◆ WHAT TO PRODUCE
Without the images, write out the whole listing exactly.

◆ DATA TO USE
■ ■ ■ ■ ■ ■ ■
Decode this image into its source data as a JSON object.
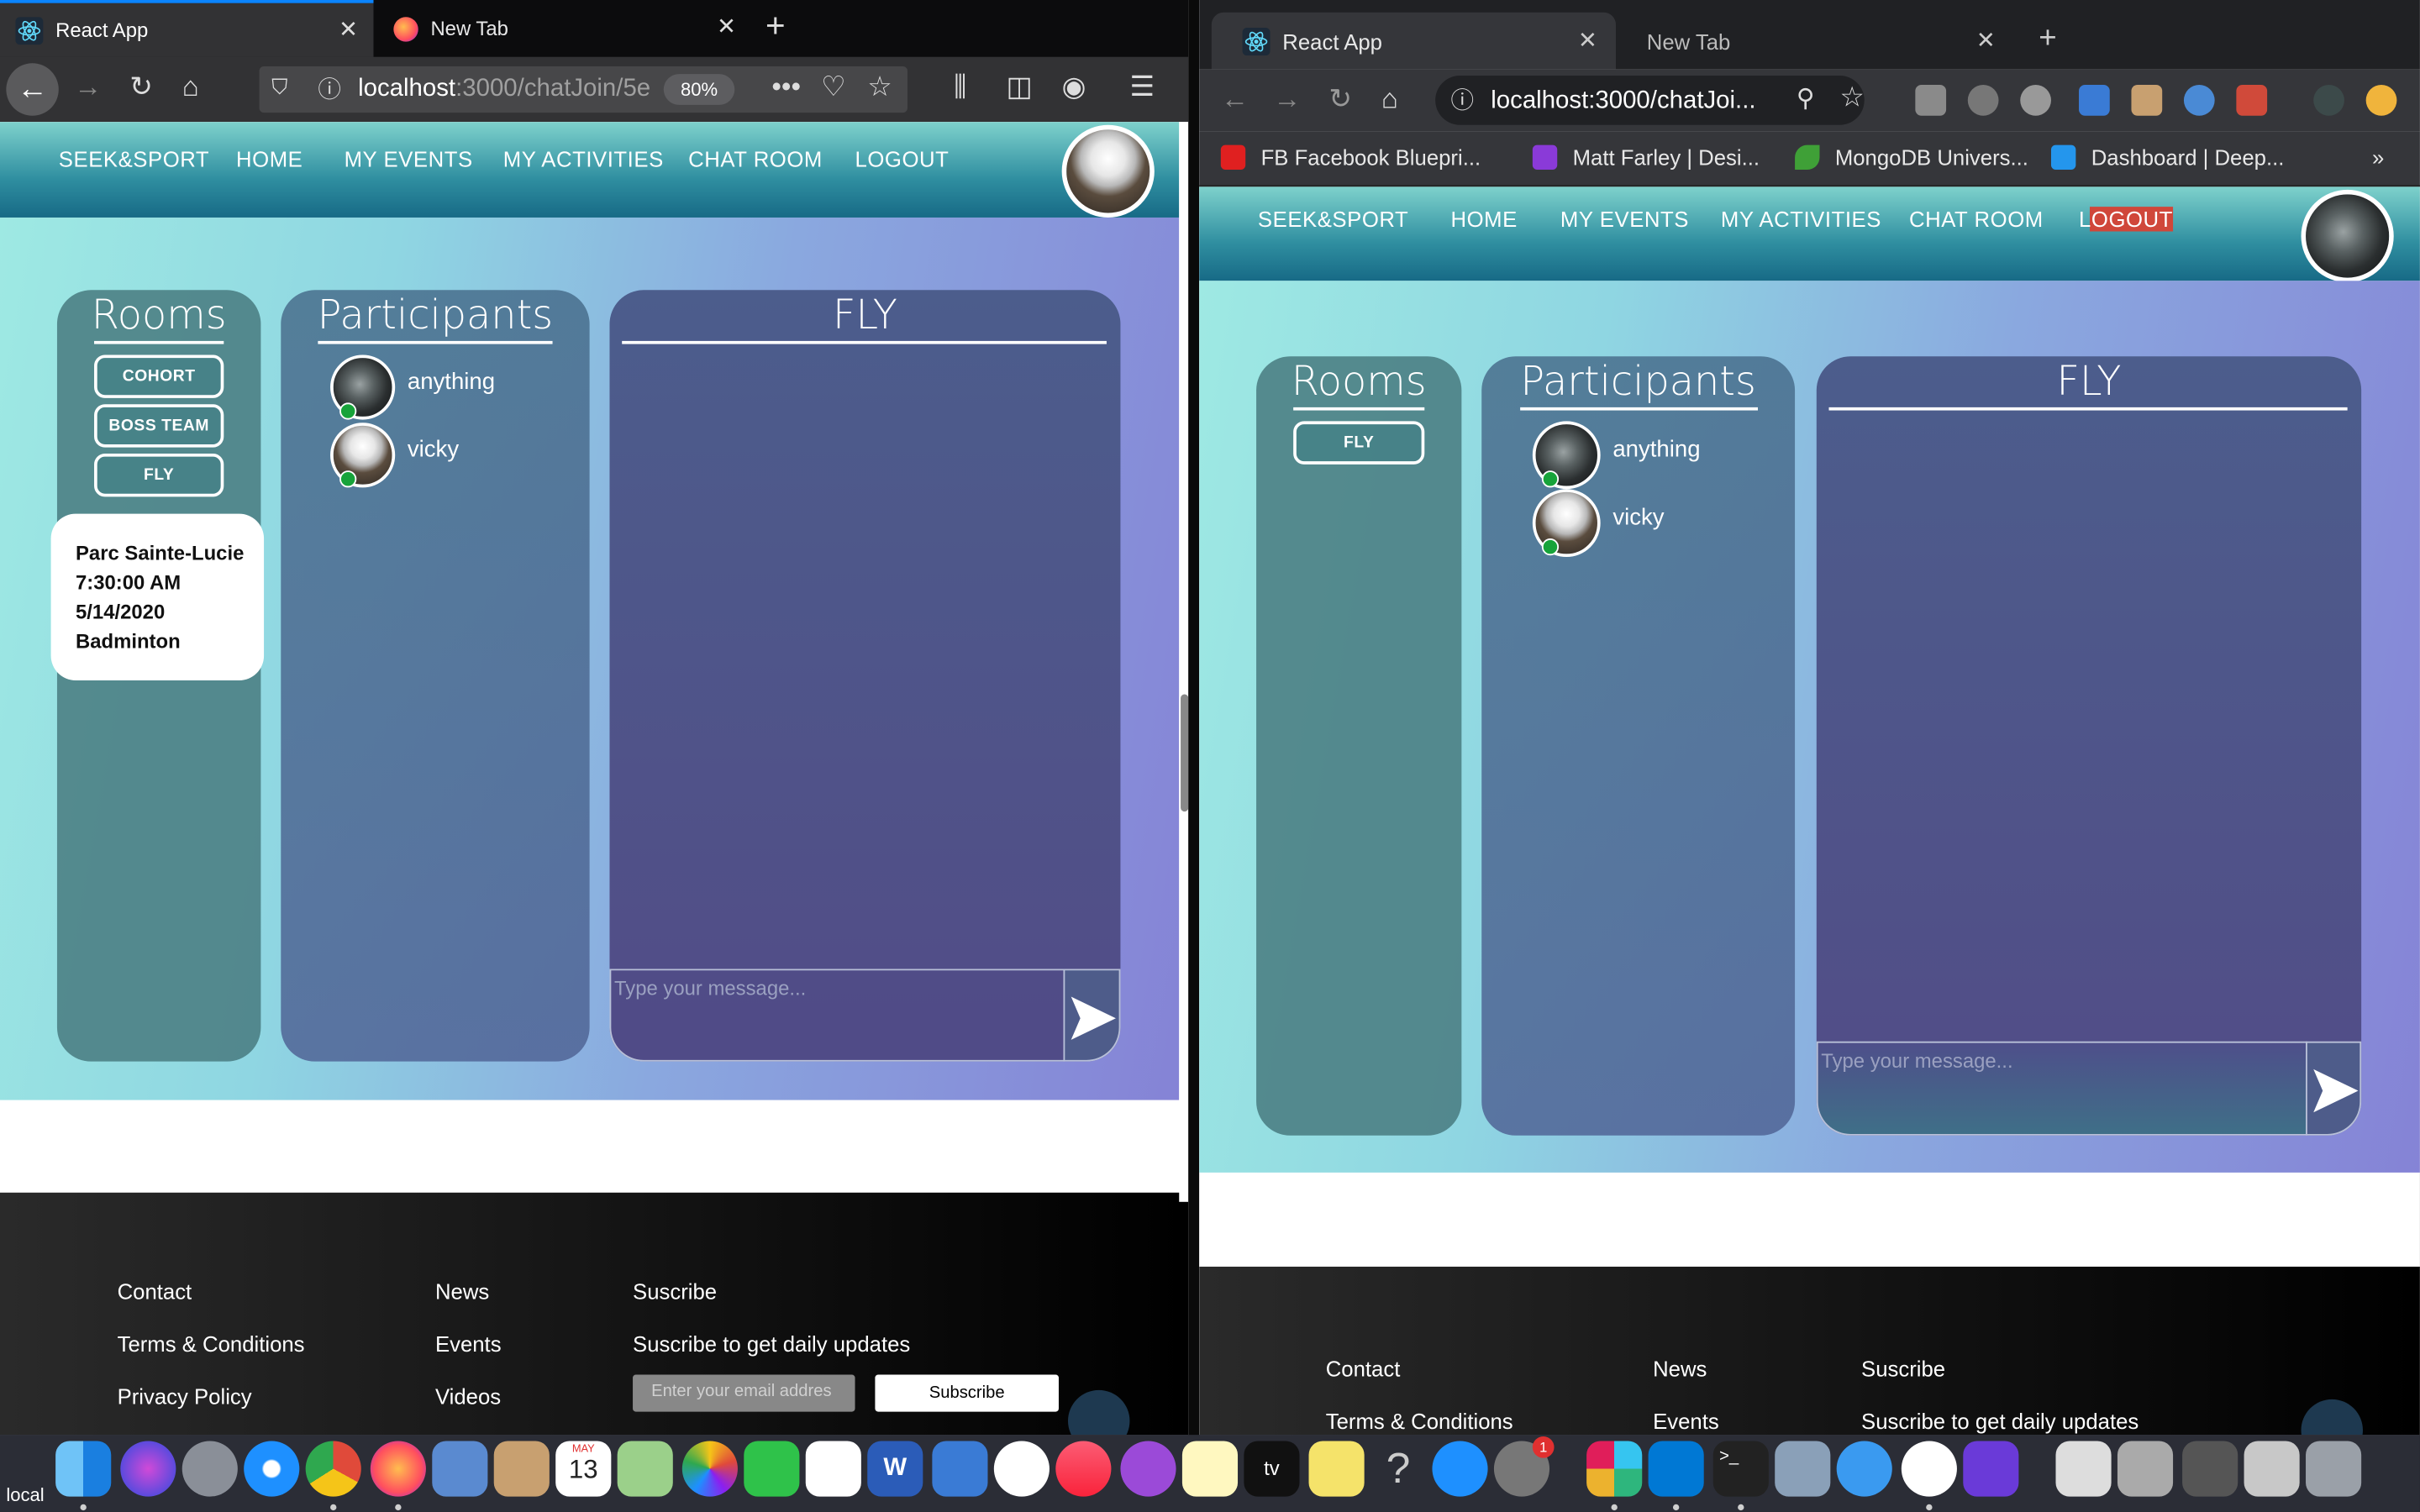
{
  "firefox": {
    "tabs": [
      {
        "label": "React App",
        "active": true
      },
      {
        "label": "New Tab",
        "active": false
      }
    ],
    "url": {
      "host": "localhost",
      "path": ":3000/chatJoin/5e"
    },
    "zoom": "80%"
  },
  "chrome": {
    "tabs": [
      {
        "label": "React App",
        "active": true
      },
      {
        "label": "New Tab",
        "active": false
      }
    ],
    "url": "localhost:3000/chatJoi...",
    "bookmarks": [
      {
        "label": "FB  Facebook Bluepri...",
        "icon": "youtube-icon"
      },
      {
        "label": "Matt Farley | Desi...",
        "icon": "matt-icon"
      },
      {
        "label": "MongoDB Univers...",
        "icon": "mongodb-leaf-icon"
      },
      {
        "label": "Dashboard | Deep...",
        "icon": "docker-icon"
      }
    ],
    "more": "»"
  },
  "app": {
    "brand": "SEEK&SPORT",
    "nav": [
      "HOME",
      "MY EVENTS",
      "MY ACTIVITIES",
      "CHAT ROOM",
      "LOGOUT"
    ],
    "rooms_title": "Rooms",
    "participants_title": "Participants",
    "chat_title": "FLY",
    "message_placeholder": "Type your message...",
    "left_rooms": [
      "COHORT",
      "BOSS TEAM",
      "FLY"
    ],
    "right_rooms": [
      "FLY"
    ],
    "participants": [
      {
        "name": "anything",
        "avatar": "dark-avatar",
        "online": true
      },
      {
        "name": "vicky",
        "avatar": "robot-avatar",
        "online": true
      }
    ],
    "tooltip": [
      "Parc Sainte-Lucie",
      "7:30:00 AM",
      "5/14/2020",
      "Badminton"
    ]
  },
  "footer": {
    "col1": [
      "Contact",
      "Terms & Conditions",
      "Privacy Policy"
    ],
    "col2": [
      "News",
      "Events",
      "Videos"
    ],
    "col3_title": "Suscribe",
    "col3_text": "Suscribe to get daily updates",
    "email_placeholder": "Enter your email addres",
    "subscribe_label": "Subscribe"
  },
  "dock": {
    "partial_label": "local",
    "calendar_month": "MAY",
    "calendar_day": "13",
    "tv_label": "tv",
    "badge": "1"
  },
  "colors": {
    "nav_gradient": "#2f8ea0",
    "body_start": "#9ee9e3",
    "body_end": "#8583d6",
    "online": "#17a33a",
    "firefox_accent": "#0a84ff"
  }
}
■ ■ ■ ■ ■ ■ ■
◆ RIGHT ANSWER
Decode this image into its source data as a JSON object.
{
  "firefox": {
    "tabs": [
      {
        "label": "React App",
        "active": true
      },
      {
        "label": "New Tab",
        "active": false
      }
    ],
    "url": {
      "host": "localhost",
      "path": ":3000/chatJoin/5e"
    },
    "zoom": "80%"
  },
  "chrome": {
    "tabs": [
      {
        "label": "React App",
        "active": true
      },
      {
        "label": "New Tab",
        "active": false
      }
    ],
    "url": "localhost:3000/chatJoi...",
    "bookmarks": [
      {
        "label": "FB  Facebook Bluepri...",
        "icon": "youtube-icon"
      },
      {
        "label": "Matt Farley | Desi...",
        "icon": "matt-icon"
      },
      {
        "label": "MongoDB Univers...",
        "icon": "mongodb-leaf-icon"
      },
      {
        "label": "Dashboard | Deep...",
        "icon": "docker-icon"
      }
    ],
    "more": "»"
  },
  "app": {
    "brand": "SEEK&SPORT",
    "nav": [
      "HOME",
      "MY EVENTS",
      "MY ACTIVITIES",
      "CHAT ROOM",
      "LOGOUT"
    ],
    "rooms_title": "Rooms",
    "participants_title": "Participants",
    "chat_title": "FLY",
    "message_placeholder": "Type your message...",
    "left_rooms": [
      "COHORT",
      "BOSS TEAM",
      "FLY"
    ],
    "right_rooms": [
      "FLY"
    ],
    "participants": [
      {
        "name": "anything",
        "avatar": "dark-avatar",
        "online": true
      },
      {
        "name": "vicky",
        "avatar": "robot-avatar",
        "online": true
      }
    ],
    "tooltip": [
      "Parc Sainte-Lucie",
      "7:30:00 AM",
      "5/14/2020",
      "Badminton"
    ]
  },
  "footer": {
    "col1": [
      "Contact",
      "Terms & Conditions",
      "Privacy Policy"
    ],
    "col2": [
      "News",
      "Events",
      "Videos"
    ],
    "col3_title": "Suscribe",
    "col3_text": "Suscribe to get daily updates",
    "email_placeholder": "Enter your email addres",
    "subscribe_label": "Subscribe"
  },
  "dock": {
    "partial_label": "local",
    "calendar_month": "MAY",
    "calendar_day": "13",
    "tv_label": "tv",
    "badge": "1"
  },
  "colors": {
    "nav_gradient": "#2f8ea0",
    "body_start": "#9ee9e3",
    "body_end": "#8583d6",
    "online": "#17a33a",
    "firefox_accent": "#0a84ff"
  }
}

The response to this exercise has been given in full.